→ Directive
Copy out lines with the word "долженъ" from the material that follows.

* Start *

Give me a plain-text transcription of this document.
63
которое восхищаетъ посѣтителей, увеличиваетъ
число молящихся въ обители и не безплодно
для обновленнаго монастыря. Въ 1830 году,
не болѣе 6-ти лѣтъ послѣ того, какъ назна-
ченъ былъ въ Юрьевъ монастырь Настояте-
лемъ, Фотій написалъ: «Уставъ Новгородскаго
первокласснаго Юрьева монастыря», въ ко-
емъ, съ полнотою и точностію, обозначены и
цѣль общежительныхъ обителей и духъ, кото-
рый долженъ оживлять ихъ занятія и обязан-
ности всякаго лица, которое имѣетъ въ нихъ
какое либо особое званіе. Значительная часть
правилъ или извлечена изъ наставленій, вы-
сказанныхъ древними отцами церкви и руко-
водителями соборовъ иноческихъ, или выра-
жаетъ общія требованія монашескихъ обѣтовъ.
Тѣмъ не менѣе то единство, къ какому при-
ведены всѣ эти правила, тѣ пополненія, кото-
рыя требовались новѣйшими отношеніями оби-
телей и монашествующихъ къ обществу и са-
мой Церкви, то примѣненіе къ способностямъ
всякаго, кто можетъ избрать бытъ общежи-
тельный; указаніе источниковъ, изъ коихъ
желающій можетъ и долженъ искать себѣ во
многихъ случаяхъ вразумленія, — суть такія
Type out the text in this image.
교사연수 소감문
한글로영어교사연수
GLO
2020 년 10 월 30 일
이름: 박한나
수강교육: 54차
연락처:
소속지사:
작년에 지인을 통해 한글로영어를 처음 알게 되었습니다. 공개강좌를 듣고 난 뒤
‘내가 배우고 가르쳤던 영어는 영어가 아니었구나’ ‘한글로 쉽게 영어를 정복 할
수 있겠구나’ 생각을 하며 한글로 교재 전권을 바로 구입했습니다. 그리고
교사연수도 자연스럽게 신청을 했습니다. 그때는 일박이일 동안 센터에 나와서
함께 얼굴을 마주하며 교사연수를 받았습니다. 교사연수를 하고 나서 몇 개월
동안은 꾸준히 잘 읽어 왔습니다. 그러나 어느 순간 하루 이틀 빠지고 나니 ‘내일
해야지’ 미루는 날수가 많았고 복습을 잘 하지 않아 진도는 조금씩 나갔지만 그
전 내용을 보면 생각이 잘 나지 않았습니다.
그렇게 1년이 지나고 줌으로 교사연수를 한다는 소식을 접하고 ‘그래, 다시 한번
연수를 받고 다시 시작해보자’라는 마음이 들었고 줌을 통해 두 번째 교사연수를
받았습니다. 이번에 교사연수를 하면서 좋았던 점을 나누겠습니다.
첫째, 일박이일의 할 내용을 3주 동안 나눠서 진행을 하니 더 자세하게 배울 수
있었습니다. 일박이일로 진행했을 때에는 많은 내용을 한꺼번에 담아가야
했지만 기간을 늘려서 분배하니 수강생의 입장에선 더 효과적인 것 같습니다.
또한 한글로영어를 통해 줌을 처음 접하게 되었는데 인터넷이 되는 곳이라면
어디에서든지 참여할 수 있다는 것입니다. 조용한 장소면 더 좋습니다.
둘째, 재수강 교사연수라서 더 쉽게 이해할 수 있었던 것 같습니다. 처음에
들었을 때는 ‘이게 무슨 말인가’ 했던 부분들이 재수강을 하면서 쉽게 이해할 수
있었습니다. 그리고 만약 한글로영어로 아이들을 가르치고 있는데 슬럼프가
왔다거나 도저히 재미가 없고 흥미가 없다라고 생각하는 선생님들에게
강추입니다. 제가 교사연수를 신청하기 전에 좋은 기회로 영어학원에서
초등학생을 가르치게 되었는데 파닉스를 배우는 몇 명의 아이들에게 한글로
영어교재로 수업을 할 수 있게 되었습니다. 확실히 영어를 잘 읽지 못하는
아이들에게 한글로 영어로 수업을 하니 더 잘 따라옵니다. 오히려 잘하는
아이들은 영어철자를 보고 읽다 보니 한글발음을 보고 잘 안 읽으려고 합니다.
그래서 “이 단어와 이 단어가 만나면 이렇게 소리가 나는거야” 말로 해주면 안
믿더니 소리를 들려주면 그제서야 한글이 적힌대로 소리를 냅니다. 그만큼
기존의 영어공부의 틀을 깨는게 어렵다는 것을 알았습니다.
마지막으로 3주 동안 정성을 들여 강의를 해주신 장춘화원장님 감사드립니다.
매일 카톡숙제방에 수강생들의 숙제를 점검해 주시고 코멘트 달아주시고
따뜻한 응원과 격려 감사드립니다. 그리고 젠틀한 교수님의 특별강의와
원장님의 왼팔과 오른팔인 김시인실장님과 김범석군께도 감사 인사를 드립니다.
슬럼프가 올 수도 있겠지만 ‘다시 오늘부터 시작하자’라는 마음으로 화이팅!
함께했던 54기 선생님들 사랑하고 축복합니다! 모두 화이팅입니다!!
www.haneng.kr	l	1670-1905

* End *

→ Correct answer
рый долженъ оживлять ихъ занятія и обязан-
желающій можетъ и долженъ искать себѣ во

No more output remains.